◆ **Task description**
Comb through the entries for "name" and pull out each line that holds it.

◆ **Entries**

┄┄┄┄┄┄┄┄┄┄┄┄┄┄┄┄┄┄┄┄

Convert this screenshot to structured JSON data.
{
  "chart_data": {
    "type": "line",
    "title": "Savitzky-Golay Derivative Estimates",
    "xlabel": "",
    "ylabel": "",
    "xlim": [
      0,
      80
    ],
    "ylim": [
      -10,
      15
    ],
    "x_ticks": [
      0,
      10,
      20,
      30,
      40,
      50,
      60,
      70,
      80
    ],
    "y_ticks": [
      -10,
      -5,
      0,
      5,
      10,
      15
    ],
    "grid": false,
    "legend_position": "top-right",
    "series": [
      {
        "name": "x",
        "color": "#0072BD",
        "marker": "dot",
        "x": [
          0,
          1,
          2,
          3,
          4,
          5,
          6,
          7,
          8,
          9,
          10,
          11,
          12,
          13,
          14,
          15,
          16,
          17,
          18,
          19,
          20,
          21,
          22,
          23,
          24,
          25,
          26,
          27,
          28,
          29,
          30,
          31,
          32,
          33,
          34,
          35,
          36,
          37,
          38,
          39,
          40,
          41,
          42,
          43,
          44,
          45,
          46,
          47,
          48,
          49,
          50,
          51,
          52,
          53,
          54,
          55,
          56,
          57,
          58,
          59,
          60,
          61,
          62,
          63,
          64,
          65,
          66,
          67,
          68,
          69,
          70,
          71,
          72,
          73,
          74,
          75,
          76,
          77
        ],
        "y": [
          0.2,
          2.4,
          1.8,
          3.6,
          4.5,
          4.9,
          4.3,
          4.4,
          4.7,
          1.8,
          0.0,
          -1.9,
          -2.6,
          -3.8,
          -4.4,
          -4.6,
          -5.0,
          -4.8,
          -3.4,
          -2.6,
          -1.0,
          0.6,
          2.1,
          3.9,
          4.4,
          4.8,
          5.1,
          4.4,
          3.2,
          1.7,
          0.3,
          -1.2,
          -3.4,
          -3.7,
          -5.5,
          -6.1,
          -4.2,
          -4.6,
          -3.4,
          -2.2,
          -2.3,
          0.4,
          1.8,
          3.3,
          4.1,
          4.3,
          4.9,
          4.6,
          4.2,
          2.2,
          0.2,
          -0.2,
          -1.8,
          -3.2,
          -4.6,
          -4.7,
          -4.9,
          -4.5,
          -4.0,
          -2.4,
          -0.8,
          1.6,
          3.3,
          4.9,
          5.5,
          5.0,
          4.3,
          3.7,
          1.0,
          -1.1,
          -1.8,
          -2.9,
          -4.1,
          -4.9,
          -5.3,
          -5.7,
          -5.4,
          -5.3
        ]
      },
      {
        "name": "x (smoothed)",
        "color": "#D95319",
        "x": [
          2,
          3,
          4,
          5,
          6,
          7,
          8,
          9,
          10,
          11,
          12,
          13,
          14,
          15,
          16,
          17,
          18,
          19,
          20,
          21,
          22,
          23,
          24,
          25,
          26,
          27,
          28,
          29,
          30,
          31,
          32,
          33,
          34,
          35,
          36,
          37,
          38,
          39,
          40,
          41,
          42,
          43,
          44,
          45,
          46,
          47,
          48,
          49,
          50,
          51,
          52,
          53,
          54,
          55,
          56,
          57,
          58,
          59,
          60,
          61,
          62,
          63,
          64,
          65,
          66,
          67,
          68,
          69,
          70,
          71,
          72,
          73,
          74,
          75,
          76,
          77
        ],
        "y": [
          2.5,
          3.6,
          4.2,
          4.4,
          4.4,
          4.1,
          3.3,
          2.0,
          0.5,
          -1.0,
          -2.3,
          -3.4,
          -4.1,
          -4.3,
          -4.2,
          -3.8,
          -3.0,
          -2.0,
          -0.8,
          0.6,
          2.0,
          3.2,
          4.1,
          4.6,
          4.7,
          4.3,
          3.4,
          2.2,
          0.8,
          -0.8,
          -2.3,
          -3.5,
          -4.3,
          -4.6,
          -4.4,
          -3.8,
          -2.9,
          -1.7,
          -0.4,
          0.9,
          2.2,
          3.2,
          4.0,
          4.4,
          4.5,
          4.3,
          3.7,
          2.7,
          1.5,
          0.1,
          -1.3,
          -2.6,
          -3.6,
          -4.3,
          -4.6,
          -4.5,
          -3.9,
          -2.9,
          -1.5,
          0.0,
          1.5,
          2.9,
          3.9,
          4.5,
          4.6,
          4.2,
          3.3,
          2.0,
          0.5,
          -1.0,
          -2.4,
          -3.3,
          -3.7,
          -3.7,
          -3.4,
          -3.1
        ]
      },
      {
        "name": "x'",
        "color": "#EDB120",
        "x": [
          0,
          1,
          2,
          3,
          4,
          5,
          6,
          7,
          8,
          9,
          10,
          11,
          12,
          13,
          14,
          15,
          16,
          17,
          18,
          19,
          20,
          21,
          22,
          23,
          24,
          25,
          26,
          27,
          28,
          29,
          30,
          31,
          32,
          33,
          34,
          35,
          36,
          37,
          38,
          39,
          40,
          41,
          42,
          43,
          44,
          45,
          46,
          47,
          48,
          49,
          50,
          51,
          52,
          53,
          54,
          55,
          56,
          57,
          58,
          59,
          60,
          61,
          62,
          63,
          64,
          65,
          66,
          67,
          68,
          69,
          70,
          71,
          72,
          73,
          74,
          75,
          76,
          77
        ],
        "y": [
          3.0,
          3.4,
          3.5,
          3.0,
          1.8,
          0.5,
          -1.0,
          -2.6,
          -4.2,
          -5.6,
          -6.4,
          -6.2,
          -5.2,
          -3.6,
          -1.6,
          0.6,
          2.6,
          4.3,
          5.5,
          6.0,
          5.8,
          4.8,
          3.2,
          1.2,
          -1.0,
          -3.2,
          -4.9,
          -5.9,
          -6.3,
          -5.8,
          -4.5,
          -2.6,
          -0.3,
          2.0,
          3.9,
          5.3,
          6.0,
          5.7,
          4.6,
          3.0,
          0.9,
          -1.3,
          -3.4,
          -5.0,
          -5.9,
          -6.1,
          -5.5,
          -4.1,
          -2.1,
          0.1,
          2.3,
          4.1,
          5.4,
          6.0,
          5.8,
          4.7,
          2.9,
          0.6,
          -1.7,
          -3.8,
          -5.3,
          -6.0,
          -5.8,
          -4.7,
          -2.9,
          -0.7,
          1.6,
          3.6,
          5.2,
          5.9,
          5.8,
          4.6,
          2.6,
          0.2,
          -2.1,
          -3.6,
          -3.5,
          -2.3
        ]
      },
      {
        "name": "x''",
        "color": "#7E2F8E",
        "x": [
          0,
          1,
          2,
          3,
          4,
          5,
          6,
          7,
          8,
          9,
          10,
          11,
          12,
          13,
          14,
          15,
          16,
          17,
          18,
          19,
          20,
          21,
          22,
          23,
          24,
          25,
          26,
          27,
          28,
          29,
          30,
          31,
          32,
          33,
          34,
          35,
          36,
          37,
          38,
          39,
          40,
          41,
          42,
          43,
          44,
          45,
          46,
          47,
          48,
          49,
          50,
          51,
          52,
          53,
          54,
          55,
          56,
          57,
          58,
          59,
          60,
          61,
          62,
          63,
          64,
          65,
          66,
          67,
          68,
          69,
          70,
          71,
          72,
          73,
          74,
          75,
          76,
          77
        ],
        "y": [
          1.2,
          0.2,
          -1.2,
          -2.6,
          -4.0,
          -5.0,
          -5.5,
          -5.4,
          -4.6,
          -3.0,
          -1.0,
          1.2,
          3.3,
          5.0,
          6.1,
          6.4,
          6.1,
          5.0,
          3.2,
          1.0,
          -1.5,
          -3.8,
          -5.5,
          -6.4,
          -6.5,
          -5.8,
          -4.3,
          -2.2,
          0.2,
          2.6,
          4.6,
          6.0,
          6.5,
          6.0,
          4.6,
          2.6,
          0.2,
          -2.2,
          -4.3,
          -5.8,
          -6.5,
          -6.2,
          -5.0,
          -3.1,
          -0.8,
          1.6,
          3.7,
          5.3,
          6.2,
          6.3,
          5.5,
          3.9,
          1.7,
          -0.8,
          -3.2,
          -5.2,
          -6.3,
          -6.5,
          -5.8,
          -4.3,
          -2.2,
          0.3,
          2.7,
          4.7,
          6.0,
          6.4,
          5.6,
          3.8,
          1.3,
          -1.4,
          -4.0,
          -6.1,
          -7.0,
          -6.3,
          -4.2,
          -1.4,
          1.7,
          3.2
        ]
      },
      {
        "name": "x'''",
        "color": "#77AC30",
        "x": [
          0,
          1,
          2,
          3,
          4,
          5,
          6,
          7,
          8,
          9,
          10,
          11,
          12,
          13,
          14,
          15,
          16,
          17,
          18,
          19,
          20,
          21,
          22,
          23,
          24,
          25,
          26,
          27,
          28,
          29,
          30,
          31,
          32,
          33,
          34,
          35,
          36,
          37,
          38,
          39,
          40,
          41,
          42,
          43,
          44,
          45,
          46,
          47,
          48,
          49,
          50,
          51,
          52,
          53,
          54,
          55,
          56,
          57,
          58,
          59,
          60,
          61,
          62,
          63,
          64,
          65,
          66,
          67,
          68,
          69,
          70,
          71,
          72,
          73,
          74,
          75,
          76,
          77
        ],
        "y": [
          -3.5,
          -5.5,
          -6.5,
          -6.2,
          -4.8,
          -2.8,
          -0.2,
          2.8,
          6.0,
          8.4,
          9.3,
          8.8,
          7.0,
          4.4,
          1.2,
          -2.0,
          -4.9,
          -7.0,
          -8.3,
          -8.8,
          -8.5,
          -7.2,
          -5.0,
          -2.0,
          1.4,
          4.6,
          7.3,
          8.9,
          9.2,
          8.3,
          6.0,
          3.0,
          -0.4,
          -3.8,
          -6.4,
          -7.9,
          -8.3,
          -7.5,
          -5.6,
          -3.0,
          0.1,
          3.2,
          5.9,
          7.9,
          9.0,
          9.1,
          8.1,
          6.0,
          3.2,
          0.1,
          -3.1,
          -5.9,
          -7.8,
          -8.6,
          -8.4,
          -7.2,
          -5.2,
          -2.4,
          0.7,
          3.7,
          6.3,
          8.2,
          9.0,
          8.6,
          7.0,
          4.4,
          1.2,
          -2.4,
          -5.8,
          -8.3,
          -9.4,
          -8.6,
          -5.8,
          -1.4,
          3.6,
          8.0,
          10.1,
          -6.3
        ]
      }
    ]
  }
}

┄┄┄┄┄┄┄┄┄┄┄┄┄┄┄┄┄┄┄┄

◆ **Answer in full**
        "name": "x",
        "name": "x (smoothed)",
        "name": "x'",
        "name": "x''",
        "name": "x'''",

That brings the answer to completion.